Data items |
━━━━━━━━━━━━━━━━━━━━━━━━━━━━━━

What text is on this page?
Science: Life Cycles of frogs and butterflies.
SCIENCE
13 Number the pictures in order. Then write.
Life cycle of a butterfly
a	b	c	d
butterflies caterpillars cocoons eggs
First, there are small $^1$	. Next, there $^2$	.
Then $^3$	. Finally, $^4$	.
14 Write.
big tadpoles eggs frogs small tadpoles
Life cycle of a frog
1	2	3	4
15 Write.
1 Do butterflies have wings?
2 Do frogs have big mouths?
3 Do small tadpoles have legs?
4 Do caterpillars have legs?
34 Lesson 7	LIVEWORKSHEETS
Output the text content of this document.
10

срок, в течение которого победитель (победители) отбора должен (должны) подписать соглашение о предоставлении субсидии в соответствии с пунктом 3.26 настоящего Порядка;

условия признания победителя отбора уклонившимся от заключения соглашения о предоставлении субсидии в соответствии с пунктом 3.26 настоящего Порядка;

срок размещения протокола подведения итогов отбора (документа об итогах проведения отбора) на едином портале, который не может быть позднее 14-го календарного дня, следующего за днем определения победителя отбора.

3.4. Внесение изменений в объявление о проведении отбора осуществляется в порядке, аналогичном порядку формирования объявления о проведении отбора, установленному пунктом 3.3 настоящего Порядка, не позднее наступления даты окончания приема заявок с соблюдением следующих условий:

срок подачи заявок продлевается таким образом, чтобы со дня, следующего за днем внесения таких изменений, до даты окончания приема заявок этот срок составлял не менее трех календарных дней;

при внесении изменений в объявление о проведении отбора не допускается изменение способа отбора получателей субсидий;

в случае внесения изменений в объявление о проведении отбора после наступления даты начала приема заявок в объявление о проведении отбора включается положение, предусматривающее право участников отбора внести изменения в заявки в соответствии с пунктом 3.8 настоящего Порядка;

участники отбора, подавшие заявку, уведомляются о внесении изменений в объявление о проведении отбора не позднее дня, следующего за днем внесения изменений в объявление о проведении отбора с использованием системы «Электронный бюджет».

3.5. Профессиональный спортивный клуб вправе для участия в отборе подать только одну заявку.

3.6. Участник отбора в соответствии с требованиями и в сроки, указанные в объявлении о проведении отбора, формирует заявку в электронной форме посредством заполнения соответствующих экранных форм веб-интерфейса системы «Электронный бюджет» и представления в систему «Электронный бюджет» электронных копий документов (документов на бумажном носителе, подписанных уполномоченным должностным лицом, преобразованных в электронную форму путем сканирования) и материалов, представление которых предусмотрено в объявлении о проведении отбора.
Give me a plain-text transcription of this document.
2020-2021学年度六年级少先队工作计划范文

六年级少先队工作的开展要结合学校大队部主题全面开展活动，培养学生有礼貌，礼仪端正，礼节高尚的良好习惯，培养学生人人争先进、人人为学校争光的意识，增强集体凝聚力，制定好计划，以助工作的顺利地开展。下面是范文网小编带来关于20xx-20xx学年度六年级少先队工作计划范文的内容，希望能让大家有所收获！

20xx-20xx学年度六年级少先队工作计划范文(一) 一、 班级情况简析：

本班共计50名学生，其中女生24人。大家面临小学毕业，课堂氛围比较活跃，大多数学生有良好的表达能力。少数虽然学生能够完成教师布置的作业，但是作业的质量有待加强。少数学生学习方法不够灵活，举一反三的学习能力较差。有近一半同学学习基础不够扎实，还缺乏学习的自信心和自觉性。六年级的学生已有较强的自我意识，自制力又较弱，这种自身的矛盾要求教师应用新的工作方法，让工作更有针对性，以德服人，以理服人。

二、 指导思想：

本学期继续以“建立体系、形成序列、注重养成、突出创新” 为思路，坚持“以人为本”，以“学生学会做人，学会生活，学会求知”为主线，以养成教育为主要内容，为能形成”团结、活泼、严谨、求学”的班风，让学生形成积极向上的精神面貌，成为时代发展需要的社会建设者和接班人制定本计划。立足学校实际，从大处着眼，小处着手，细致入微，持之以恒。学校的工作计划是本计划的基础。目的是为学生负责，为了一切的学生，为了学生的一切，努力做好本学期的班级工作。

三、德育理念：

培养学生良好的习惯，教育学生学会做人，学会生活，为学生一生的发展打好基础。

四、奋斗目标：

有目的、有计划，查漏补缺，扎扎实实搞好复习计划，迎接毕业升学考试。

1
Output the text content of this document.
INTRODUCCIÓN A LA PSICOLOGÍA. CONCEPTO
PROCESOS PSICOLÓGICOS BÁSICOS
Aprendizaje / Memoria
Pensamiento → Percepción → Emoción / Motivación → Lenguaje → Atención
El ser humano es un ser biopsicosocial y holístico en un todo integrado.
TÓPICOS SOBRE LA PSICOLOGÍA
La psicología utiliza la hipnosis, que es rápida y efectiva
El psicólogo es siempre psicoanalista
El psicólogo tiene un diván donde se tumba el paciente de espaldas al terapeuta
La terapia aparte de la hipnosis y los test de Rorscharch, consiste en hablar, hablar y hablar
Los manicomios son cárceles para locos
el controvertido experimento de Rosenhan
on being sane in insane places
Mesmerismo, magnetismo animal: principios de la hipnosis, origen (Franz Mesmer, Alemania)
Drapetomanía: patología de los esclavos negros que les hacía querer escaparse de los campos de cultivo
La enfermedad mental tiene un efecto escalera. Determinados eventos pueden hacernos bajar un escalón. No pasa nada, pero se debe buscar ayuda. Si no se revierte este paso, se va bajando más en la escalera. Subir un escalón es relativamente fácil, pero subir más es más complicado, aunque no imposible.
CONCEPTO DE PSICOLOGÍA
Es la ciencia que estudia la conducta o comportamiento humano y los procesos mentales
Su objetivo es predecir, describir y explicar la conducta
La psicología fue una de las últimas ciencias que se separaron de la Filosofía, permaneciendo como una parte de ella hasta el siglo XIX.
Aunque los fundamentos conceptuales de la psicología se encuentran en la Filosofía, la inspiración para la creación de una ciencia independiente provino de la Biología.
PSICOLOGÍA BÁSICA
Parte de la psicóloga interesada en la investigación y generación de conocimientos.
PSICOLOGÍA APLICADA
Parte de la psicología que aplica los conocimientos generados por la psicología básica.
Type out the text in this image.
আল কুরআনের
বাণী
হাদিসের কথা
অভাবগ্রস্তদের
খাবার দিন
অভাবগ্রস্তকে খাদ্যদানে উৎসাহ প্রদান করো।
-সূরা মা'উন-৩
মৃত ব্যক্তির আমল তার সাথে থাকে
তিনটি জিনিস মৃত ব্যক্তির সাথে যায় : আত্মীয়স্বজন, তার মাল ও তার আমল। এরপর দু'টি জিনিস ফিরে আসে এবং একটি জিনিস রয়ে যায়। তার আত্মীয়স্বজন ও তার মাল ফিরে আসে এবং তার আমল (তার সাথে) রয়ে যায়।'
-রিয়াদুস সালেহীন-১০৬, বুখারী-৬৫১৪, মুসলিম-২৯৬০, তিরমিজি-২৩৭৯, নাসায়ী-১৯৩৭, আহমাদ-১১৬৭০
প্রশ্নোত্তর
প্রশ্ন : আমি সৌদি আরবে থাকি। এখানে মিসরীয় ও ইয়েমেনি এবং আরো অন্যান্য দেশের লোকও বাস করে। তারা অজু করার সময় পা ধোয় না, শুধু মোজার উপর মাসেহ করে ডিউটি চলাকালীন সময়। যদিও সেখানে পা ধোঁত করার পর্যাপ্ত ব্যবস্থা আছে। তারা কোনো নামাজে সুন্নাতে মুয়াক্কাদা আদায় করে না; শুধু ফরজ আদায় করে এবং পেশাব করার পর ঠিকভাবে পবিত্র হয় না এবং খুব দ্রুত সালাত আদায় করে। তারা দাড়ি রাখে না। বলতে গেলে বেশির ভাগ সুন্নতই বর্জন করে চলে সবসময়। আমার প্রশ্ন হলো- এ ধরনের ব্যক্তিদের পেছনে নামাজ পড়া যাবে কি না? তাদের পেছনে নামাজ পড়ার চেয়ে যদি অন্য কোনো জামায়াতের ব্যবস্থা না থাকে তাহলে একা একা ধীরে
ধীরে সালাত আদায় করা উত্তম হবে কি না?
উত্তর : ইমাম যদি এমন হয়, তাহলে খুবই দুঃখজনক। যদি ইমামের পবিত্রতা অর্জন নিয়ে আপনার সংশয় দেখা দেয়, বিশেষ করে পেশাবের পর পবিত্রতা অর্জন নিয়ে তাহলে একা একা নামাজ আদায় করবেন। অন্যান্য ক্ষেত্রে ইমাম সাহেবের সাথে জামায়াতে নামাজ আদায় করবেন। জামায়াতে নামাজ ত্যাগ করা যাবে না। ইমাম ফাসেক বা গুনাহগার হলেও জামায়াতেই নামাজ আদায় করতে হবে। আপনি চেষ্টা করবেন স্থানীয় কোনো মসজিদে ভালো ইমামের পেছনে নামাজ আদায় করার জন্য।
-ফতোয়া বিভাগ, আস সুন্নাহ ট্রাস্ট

━━━━━━━━━━━━━━━━━━━━━━━━━━━━━━

Exercise directions |
Check every line for "frogs" and show the ones that have it.

Task response |
Science: Life Cycles of frogs and butterflies.
big tadpoles eggs frogs small tadpoles
2 Do frogs have big mouths?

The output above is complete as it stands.